_What the exercise asks_
Reproduce the listing verbatim.

_Provided records_
** begin **

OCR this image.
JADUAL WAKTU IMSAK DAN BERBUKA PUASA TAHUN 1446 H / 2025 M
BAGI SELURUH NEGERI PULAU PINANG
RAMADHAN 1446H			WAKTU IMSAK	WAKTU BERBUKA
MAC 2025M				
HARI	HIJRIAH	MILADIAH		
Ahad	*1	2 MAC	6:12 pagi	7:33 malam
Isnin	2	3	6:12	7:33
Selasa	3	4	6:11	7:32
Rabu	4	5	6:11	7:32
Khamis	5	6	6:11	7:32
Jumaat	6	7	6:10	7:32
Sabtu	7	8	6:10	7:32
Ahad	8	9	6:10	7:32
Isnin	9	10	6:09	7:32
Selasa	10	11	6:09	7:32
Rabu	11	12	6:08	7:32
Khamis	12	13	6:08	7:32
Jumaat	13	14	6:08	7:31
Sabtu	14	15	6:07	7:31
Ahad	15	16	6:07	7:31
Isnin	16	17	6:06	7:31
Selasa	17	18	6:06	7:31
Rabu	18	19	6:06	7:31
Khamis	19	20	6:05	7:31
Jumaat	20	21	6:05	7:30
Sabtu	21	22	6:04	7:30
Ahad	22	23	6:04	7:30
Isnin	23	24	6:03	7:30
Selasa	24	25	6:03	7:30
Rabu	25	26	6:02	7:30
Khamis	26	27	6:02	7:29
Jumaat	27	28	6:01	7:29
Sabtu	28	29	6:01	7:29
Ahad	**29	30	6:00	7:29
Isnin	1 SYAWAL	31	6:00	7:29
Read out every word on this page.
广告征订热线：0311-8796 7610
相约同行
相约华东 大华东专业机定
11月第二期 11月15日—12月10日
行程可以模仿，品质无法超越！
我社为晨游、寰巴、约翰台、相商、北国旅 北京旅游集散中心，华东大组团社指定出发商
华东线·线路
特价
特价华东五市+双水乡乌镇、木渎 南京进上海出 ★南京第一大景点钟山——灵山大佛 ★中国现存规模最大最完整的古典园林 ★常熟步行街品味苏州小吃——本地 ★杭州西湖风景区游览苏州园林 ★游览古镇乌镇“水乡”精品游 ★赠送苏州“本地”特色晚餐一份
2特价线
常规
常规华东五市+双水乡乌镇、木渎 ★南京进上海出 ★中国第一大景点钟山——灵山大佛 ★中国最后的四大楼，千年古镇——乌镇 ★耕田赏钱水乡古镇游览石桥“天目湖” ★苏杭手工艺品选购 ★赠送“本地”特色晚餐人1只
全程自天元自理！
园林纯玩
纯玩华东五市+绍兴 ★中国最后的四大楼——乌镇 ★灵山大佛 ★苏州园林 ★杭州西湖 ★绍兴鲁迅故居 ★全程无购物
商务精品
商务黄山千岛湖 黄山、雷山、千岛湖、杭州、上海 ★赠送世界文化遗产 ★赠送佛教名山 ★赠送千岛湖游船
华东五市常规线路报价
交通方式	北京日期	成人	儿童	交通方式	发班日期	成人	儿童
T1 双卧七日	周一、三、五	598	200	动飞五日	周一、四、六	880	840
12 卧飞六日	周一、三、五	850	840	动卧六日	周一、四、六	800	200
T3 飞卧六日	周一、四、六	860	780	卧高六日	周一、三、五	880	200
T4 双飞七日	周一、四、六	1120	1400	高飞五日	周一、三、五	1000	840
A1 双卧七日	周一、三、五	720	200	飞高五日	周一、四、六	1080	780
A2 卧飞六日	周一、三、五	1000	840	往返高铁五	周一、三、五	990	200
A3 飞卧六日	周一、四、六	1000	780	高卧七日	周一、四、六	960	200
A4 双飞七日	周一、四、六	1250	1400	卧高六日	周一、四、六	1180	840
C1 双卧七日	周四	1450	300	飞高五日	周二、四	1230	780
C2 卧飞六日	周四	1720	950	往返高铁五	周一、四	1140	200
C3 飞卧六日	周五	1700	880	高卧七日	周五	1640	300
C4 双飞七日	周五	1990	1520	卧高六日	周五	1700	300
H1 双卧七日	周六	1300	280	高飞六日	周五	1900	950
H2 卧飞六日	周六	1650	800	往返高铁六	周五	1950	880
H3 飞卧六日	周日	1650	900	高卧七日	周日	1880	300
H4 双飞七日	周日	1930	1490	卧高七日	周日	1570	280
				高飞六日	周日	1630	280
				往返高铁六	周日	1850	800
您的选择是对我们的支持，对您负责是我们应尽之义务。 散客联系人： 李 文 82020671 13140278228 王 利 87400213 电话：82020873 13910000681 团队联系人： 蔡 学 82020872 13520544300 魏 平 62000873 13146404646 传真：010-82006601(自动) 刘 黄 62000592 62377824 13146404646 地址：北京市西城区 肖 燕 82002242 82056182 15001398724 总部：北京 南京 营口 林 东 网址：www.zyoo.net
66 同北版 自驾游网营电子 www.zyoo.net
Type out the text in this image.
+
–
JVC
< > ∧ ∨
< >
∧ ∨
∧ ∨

** end **

_Worked answer_
OCR this image.
JADUAL WAKTU IMSAK DAN BERBUKA PUASA TAHUN 1446 H / 2025 M
BAGI SELURUH NEGERI PULAU PINANG
RAMADHAN 1446H			WAKTU IMSAK	WAKTU BERBUKA
MAC 2025M				
HARI	HIJRIAH	MILADIAH		
Ahad	*1	2 MAC	6:12 pagi	7:33 malam
Isnin	2	3	6:12	7:33
Selasa	3	4	6:11	7:32
Rabu	4	5	6:11	7:32
Khamis	5	6	6:11	7:32
Jumaat	6	7	6:10	7:32
Sabtu	7	8	6:10	7:32
Ahad	8	9	6:10	7:32
Isnin	9	10	6:09	7:32
Selasa	10	11	6:09	7:32
Rabu	11	12	6:08	7:32
Khamis	12	13	6:08	7:32
Jumaat	13	14	6:08	7:31
Sabtu	14	15	6:07	7:31
Ahad	15	16	6:07	7:31
Isnin	16	17	6:06	7:31
Selasa	17	18	6:06	7:31
Rabu	18	19	6:06	7:31
Khamis	19	20	6:05	7:31
Jumaat	20	21	6:05	7:30
Sabtu	21	22	6:04	7:30
Ahad	22	23	6:04	7:30
Isnin	23	24	6:03	7:30
Selasa	24	25	6:03	7:30
Rabu	25	26	6:02	7:30
Khamis	26	27	6:02	7:29
Jumaat	27	28	6:01	7:29
Sabtu	28	29	6:01	7:29
Ahad	**29	30	6:00	7:29
Isnin	1 SYAWAL	31	6:00	7:29
Read out every word on this page.
广告征订热线：0311-8796 7610
相约同行
相约华东 大华东专业机定
11月第二期 11月15日—12月10日
行程可以模仿，品质无法超越！
我社为晨游、寰巴、约翰台、相商、北国旅 北京旅游集散中心，华东大组团社指定出发商
华东线·线路
特价
特价华东五市+双水乡乌镇、木渎 南京进上海出 ★南京第一大景点钟山——灵山大佛 ★中国现存规模最大最完整的古典园林 ★常熟步行街品味苏州小吃——本地 ★杭州西湖风景区游览苏州园林 ★游览古镇乌镇“水乡”精品游 ★赠送苏州“本地”特色晚餐一份
2特价线
常规
常规华东五市+双水乡乌镇、木渎 ★南京进上海出 ★中国第一大景点钟山——灵山大佛 ★中国最后的四大楼，千年古镇——乌镇 ★耕田赏钱水乡古镇游览石桥“天目湖” ★苏杭手工艺品选购 ★赠送“本地”特色晚餐人1只
全程自天元自理！
园林纯玩
纯玩华东五市+绍兴 ★中国最后的四大楼——乌镇 ★灵山大佛 ★苏州园林 ★杭州西湖 ★绍兴鲁迅故居 ★全程无购物
商务精品
商务黄山千岛湖 黄山、雷山、千岛湖、杭州、上海 ★赠送世界文化遗产 ★赠送佛教名山 ★赠送千岛湖游船
华东五市常规线路报价
交通方式	北京日期	成人	儿童	交通方式	发班日期	成人	儿童
T1 双卧七日	周一、三、五	598	200	动飞五日	周一、四、六	880	840
12 卧飞六日	周一、三、五	850	840	动卧六日	周一、四、六	800	200
T3 飞卧六日	周一、四、六	860	780	卧高六日	周一、三、五	880	200
T4 双飞七日	周一、四、六	1120	1400	高飞五日	周一、三、五	1000	840
A1 双卧七日	周一、三、五	720	200	飞高五日	周一、四、六	1080	780
A2 卧飞六日	周一、三、五	1000	840	往返高铁五	周一、三、五	990	200
A3 飞卧六日	周一、四、六	1000	780	高卧七日	周一、四、六	960	200
A4 双飞七日	周一、四、六	1250	1400	卧高六日	周一、四、六	1180	840
C1 双卧七日	周四	1450	300	飞高五日	周二、四	1230	780
C2 卧飞六日	周四	1720	950	往返高铁五	周一、四	1140	200
C3 飞卧六日	周五	1700	880	高卧七日	周五	1640	300
C4 双飞七日	周五	1990	1520	卧高六日	周五	1700	300
H1 双卧七日	周六	1300	280	高飞六日	周五	1900	950
H2 卧飞六日	周六	1650	800	往返高铁六	周五	1950	880
H3 飞卧六日	周日	1650	900	高卧七日	周日	1880	300
H4 双飞七日	周日	1930	1490	卧高七日	周日	1570	280
				高飞六日	周日	1630	280
				往返高铁六	周日	1850	800
您的选择是对我们的支持，对您负责是我们应尽之义务。 散客联系人： 李 文 82020671 13140278228 王 利 87400213 电话：82020873 13910000681 团队联系人： 蔡 学 82020872 13520544300 魏 平 62000873 13146404646 传真：010-82006601(自动) 刘 黄 62000592 62377824 13146404646 地址：北京市西城区 肖 燕 82002242 82056182 15001398724 总部：北京 南京 营口 林 东 网址：www.zyoo.net
66 同北版 自驾游网营电子 www.zyoo.net
Type out the text in this image.
+
–
JVC
< > ∧ ∨
< >
∧ ∨
∧ ∨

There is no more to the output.